Collected data
• • •
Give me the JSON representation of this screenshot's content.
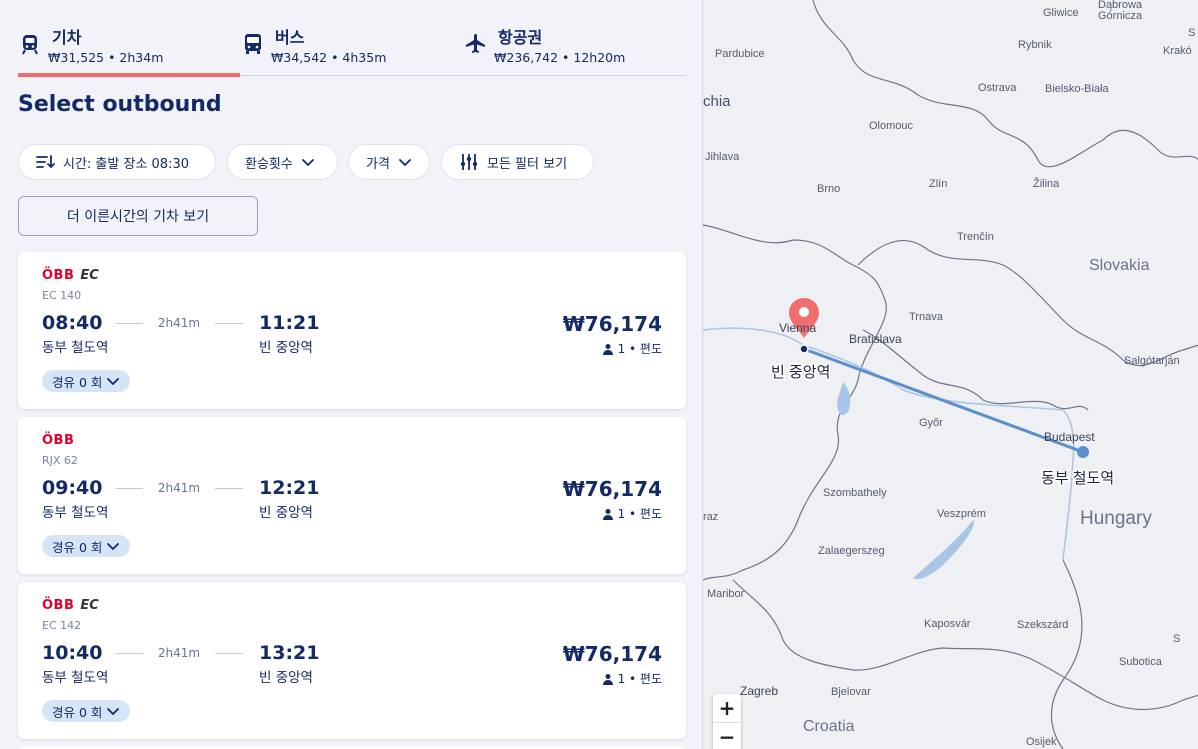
{
  "tabs": [
    {
      "name": "기차",
      "info": "₩31,525 • 2h34m",
      "icon": "train-icon",
      "active": true
    },
    {
      "name": "버스",
      "info": "₩34,542 • 4h35m",
      "icon": "bus-icon",
      "active": false
    },
    {
      "name": "항공권",
      "info": "₩236,742 • 12h20m",
      "icon": "plane-icon",
      "active": false
    }
  ],
  "title": "Select outbound",
  "filters": {
    "sort_label": "시간: 출발 장소 08:30",
    "transfers_label": "환승횟수",
    "price_label": "가격",
    "all_filters_label": "모든 필터 보기"
  },
  "earlier_button": "더 이른시간의 기차 보기",
  "results": [
    {
      "operator": "ÖBB",
      "brand": "EC",
      "train_number": "EC 140",
      "dep_time": "08:40",
      "duration": "2h41m",
      "arr_time": "11:21",
      "dep_station": "동부 철도역",
      "arr_station": "빈 중앙역",
      "price": "₩76,174",
      "passengers": "1 • 편도",
      "stops": "경유 0 회"
    },
    {
      "operator": "ÖBB",
      "brand": "",
      "train_number": "RJX 62",
      "dep_time": "09:40",
      "duration": "2h41m",
      "arr_time": "12:21",
      "dep_station": "동부 철도역",
      "arr_station": "빈 중앙역",
      "price": "₩76,174",
      "passengers": "1 • 편도",
      "stops": "경유 0 회"
    },
    {
      "operator": "ÖBB",
      "brand": "EC",
      "train_number": "EC 142",
      "dep_time": "10:40",
      "duration": "2h41m",
      "arr_time": "13:21",
      "dep_station": "동부 철도역",
      "arr_station": "빈 중앙역",
      "price": "₩76,174",
      "passengers": "1 • 편도",
      "stops": "경유 0 회"
    }
  ],
  "map": {
    "origin_label": "빈 중앙역",
    "destination_label": "동부 철도역",
    "route_color": "#5b8fd0",
    "pin_color": "#f06e6e",
    "places": {
      "gliwice": "Gliwice",
      "dabrowa": "Dąbrowa",
      "gornicza": "Górnicza",
      "pardubice": "Pardubice",
      "rybnik": "Rybnik",
      "krakow": "Krakó",
      "ostrava": "Ostrava",
      "bielsko": "Bielsko-Biała",
      "chia": "chia",
      "olomouc": "Olomouc",
      "jihlava": "Jihlava",
      "brno": "Brno",
      "zlin": "Zlín",
      "zilina": "Žilina",
      "trencin": "Trenčín",
      "slovakia": "Slovakia",
      "trnava": "Trnava",
      "vienna": "Vienna",
      "bratislava": "Bratislava",
      "salgotarjan": "Salgótarján",
      "gyor": "Győr",
      "budapest": "Budapest",
      "szombathely": "Szombathely",
      "raz": "raz",
      "veszprem": "Veszprém",
      "hungary": "Hungary",
      "zalaegerszeg": "Zalaegerszeg",
      "maribor": "Maribor",
      "kaposvar": "Kaposvár",
      "szekszard": "Szekszárd",
      "subotica": "Subotica",
      "zagreb": "Zagreb",
      "bjelovar": "Bjelovar",
      "croatia": "Croatia",
      "osijek": "Osijek",
      "s1": "S",
      "s2": "S"
    },
    "zoom_in": "+",
    "zoom_out": "−"
  }
}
• • •
Written instruction: Give back every line exactly as it stands, pictures excluded.

Solution for this exercise:
Give me the JSON representation of this screenshot's content.
{
  "tabs": [
    {
      "name": "기차",
      "info": "₩31,525 • 2h34m",
      "icon": "train-icon",
      "active": true
    },
    {
      "name": "버스",
      "info": "₩34,542 • 4h35m",
      "icon": "bus-icon",
      "active": false
    },
    {
      "name": "항공권",
      "info": "₩236,742 • 12h20m",
      "icon": "plane-icon",
      "active": false
    }
  ],
  "title": "Select outbound",
  "filters": {
    "sort_label": "시간: 출발 장소 08:30",
    "transfers_label": "환승횟수",
    "price_label": "가격",
    "all_filters_label": "모든 필터 보기"
  },
  "earlier_button": "더 이른시간의 기차 보기",
  "results": [
    {
      "operator": "ÖBB",
      "brand": "EC",
      "train_number": "EC 140",
      "dep_time": "08:40",
      "duration": "2h41m",
      "arr_time": "11:21",
      "dep_station": "동부 철도역",
      "arr_station": "빈 중앙역",
      "price": "₩76,174",
      "passengers": "1 • 편도",
      "stops": "경유 0 회"
    },
    {
      "operator": "ÖBB",
      "brand": "",
      "train_number": "RJX 62",
      "dep_time": "09:40",
      "duration": "2h41m",
      "arr_time": "12:21",
      "dep_station": "동부 철도역",
      "arr_station": "빈 중앙역",
      "price": "₩76,174",
      "passengers": "1 • 편도",
      "stops": "경유 0 회"
    },
    {
      "operator": "ÖBB",
      "brand": "EC",
      "train_number": "EC 142",
      "dep_time": "10:40",
      "duration": "2h41m",
      "arr_time": "13:21",
      "dep_station": "동부 철도역",
      "arr_station": "빈 중앙역",
      "price": "₩76,174",
      "passengers": "1 • 편도",
      "stops": "경유 0 회"
    }
  ],
  "map": {
    "origin_label": "빈 중앙역",
    "destination_label": "동부 철도역",
    "route_color": "#5b8fd0",
    "pin_color": "#f06e6e",
    "places": {
      "gliwice": "Gliwice",
      "dabrowa": "Dąbrowa",
      "gornicza": "Górnicza",
      "pardubice": "Pardubice",
      "rybnik": "Rybnik",
      "krakow": "Krakó",
      "ostrava": "Ostrava",
      "bielsko": "Bielsko-Biała",
      "chia": "chia",
      "olomouc": "Olomouc",
      "jihlava": "Jihlava",
      "brno": "Brno",
      "zlin": "Zlín",
      "zilina": "Žilina",
      "trencin": "Trenčín",
      "slovakia": "Slovakia",
      "trnava": "Trnava",
      "vienna": "Vienna",
      "bratislava": "Bratislava",
      "salgotarjan": "Salgótarján",
      "gyor": "Győr",
      "budapest": "Budapest",
      "szombathely": "Szombathely",
      "raz": "raz",
      "veszprem": "Veszprém",
      "hungary": "Hungary",
      "zalaegerszeg": "Zalaegerszeg",
      "maribor": "Maribor",
      "kaposvar": "Kaposvár",
      "szekszard": "Szekszárd",
      "subotica": "Subotica",
      "zagreb": "Zagreb",
      "bjelovar": "Bjelovar",
      "croatia": "Croatia",
      "osijek": "Osijek",
      "s1": "S",
      "s2": "S"
    },
    "zoom_in": "+",
    "zoom_out": "−"
  }
}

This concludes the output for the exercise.